Extracted material:
══════════
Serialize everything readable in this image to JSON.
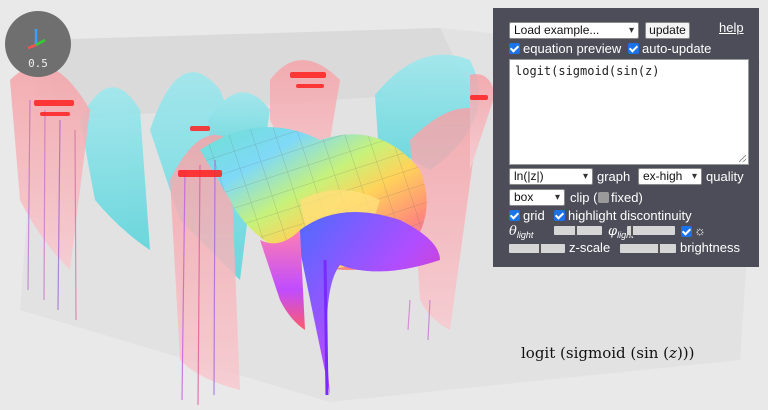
{
  "viewport": {
    "scale_label": "0.5"
  },
  "panel": {
    "example_select": "Load example...",
    "update_button": "update",
    "help_link": "help",
    "equation_preview_label": "equation preview",
    "equation_preview_checked": true,
    "auto_update_label": "auto-update",
    "auto_update_checked": true,
    "equation_text": "logit(sigmoid(sin(z)",
    "graph_mode_select": "ln(|z|)",
    "graph_label": "graph",
    "quality_select": "ex-high",
    "quality_label": "quality",
    "clip_select": "box",
    "clip_label": "clip (",
    "fixed_checked": false,
    "fixed_label": "fixed)",
    "grid_label": "grid",
    "grid_checked": true,
    "highlight_label": "highlight discontinuity",
    "highlight_checked": true,
    "theta_light_symbol": "θ",
    "theta_light_sub": "light",
    "theta_light_value": 0.45,
    "phi_light_symbol": "φ",
    "phi_light_sub": "light",
    "phi_light_value": 0.08,
    "light_checked": true,
    "light_icon": "sun-icon",
    "z_scale_value": 0.55,
    "z_scale_label": "z-scale",
    "brightness_value": 0.7,
    "brightness_label": "brightness"
  },
  "formula": {
    "prefix": "logit (sigmoid (sin (",
    "var": "z",
    "suffix": ")))"
  },
  "colors": {
    "panel_bg": "#4d4d59",
    "checkbox": "#1a73e8",
    "page_bg": "#e9e9e9"
  }
}
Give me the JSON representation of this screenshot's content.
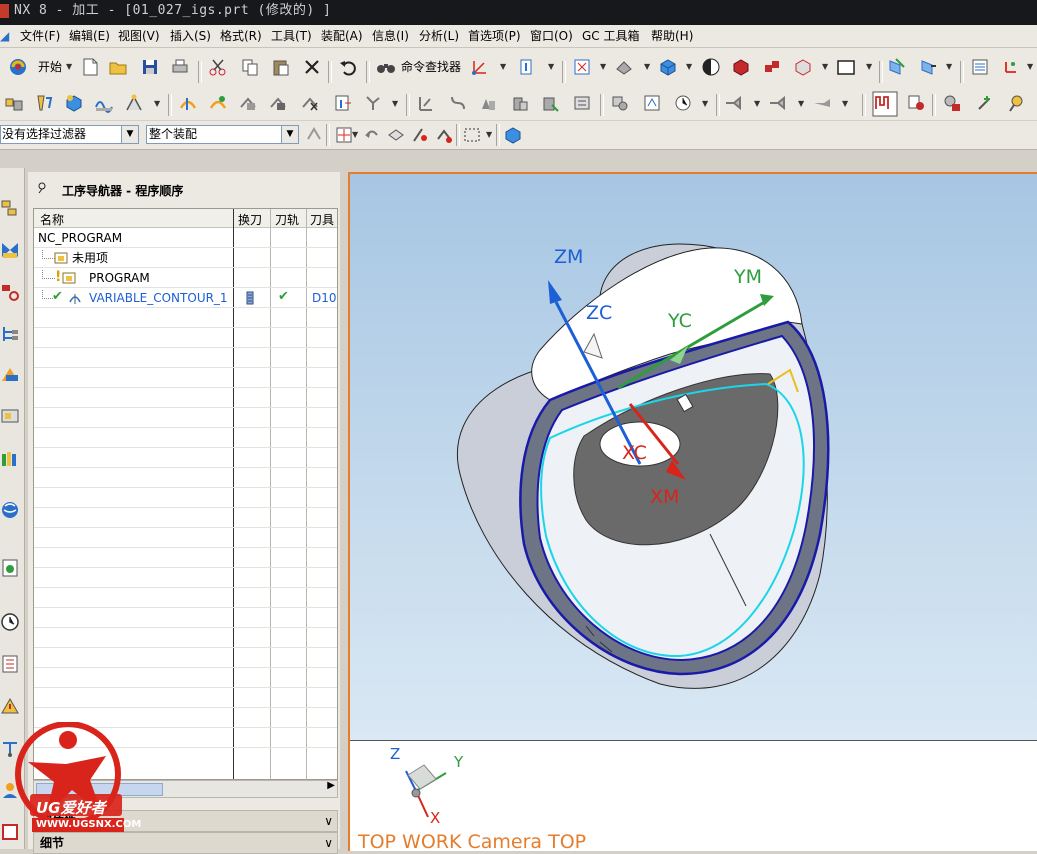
{
  "window": {
    "title": "NX 8 - 加工 - [01_027_igs.prt  (修改的) ]"
  },
  "menu": [
    "文件(F)",
    "编辑(E)",
    "视图(V)",
    "插入(S)",
    "格式(R)",
    "工具(T)",
    "装配(A)",
    "信息(I)",
    "分析(L)",
    "首选项(P)",
    "窗口(O)",
    "GC 工具箱",
    "帮助(H)"
  ],
  "toolbar": {
    "start_label": "开始",
    "command_finder_label": "命令查找器"
  },
  "selection_bar": {
    "filter_value": "没有选择过滤器",
    "scope_value": "整个装配"
  },
  "navigator": {
    "title": "工序导航器 - 程序顺序",
    "columns": [
      "名称",
      "换刀",
      "刀轨",
      "刀具"
    ],
    "rows": [
      {
        "name": "NC_PROGRAM"
      },
      {
        "name": "未用项"
      },
      {
        "name": "PROGRAM"
      },
      {
        "name": "VARIABLE_CONTOUR_1",
        "tool": "D10"
      }
    ],
    "panels": [
      "相依性",
      "细节"
    ]
  },
  "viewport": {
    "axis_labels": {
      "zm": "ZM",
      "zc": "ZC",
      "ym": "YM",
      "yc": "YC",
      "xc": "XC",
      "xm": "XM"
    },
    "triad_labels": {
      "z": "Z",
      "y": "Y",
      "x": "X"
    },
    "view_label": "TOP WORK Camera TOP"
  },
  "watermark": {
    "brand": "UG爱好者",
    "url": "WWW.UGSNX.COM"
  },
  "colors": {
    "accent_orange": "#e57d2c",
    "axis_blue": "#1c5fd6",
    "axis_green": "#2e9d3b",
    "axis_red": "#d9241b",
    "toolpath_cyan": "#1ad6e8",
    "model_edge": "#1a1aa8"
  }
}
══════════
What is expected: Without the pictures, repeat the listing above exactly.

The answer:
Serialize everything readable in this image to JSON.
{
  "viewport": {
    "scale_label": "0.5"
  },
  "panel": {
    "example_select": "Load example...",
    "update_button": "update",
    "help_link": "help",
    "equation_preview_label": "equation preview",
    "equation_preview_checked": true,
    "auto_update_label": "auto-update",
    "auto_update_checked": true,
    "equation_text": "logit(sigmoid(sin(z)",
    "graph_mode_select": "ln(|z|)",
    "graph_label": "graph",
    "quality_select": "ex-high",
    "quality_label": "quality",
    "clip_select": "box",
    "clip_label": "clip (",
    "fixed_checked": false,
    "fixed_label": "fixed)",
    "grid_label": "grid",
    "grid_checked": true,
    "highlight_label": "highlight discontinuity",
    "highlight_checked": true,
    "theta_light_symbol": "θ",
    "theta_light_sub": "light",
    "theta_light_value": 0.45,
    "phi_light_symbol": "φ",
    "phi_light_sub": "light",
    "phi_light_value": 0.08,
    "light_checked": true,
    "light_icon": "sun-icon",
    "z_scale_value": 0.55,
    "z_scale_label": "z-scale",
    "brightness_value": 0.7,
    "brightness_label": "brightness"
  },
  "formula": {
    "prefix": "logit (sigmoid (sin (",
    "var": "z",
    "suffix": ")))"
  },
  "colors": {
    "panel_bg": "#4d4d59",
    "checkbox": "#1a73e8",
    "page_bg": "#e9e9e9"
  }
}
Give me the JSON representation of this screenshot's content.
{
  "window": {
    "title": "NX 8 - 加工 - [01_027_igs.prt  (修改的) ]"
  },
  "menu": [
    "文件(F)",
    "编辑(E)",
    "视图(V)",
    "插入(S)",
    "格式(R)",
    "工具(T)",
    "装配(A)",
    "信息(I)",
    "分析(L)",
    "首选项(P)",
    "窗口(O)",
    "GC 工具箱",
    "帮助(H)"
  ],
  "toolbar": {
    "start_label": "开始",
    "command_finder_label": "命令查找器"
  },
  "selection_bar": {
    "filter_value": "没有选择过滤器",
    "scope_value": "整个装配"
  },
  "navigator": {
    "title": "工序导航器 - 程序顺序",
    "columns": [
      "名称",
      "换刀",
      "刀轨",
      "刀具"
    ],
    "rows": [
      {
        "name": "NC_PROGRAM"
      },
      {
        "name": "未用项"
      },
      {
        "name": "PROGRAM"
      },
      {
        "name": "VARIABLE_CONTOUR_1",
        "tool": "D10"
      }
    ],
    "panels": [
      "相依性",
      "细节"
    ]
  },
  "viewport": {
    "axis_labels": {
      "zm": "ZM",
      "zc": "ZC",
      "ym": "YM",
      "yc": "YC",
      "xc": "XC",
      "xm": "XM"
    },
    "triad_labels": {
      "z": "Z",
      "y": "Y",
      "x": "X"
    },
    "view_label": "TOP WORK Camera TOP"
  },
  "watermark": {
    "brand": "UG爱好者",
    "url": "WWW.UGSNX.COM"
  },
  "colors": {
    "accent_orange": "#e57d2c",
    "axis_blue": "#1c5fd6",
    "axis_green": "#2e9d3b",
    "axis_red": "#d9241b",
    "toolpath_cyan": "#1ad6e8",
    "model_edge": "#1a1aa8"
  }
}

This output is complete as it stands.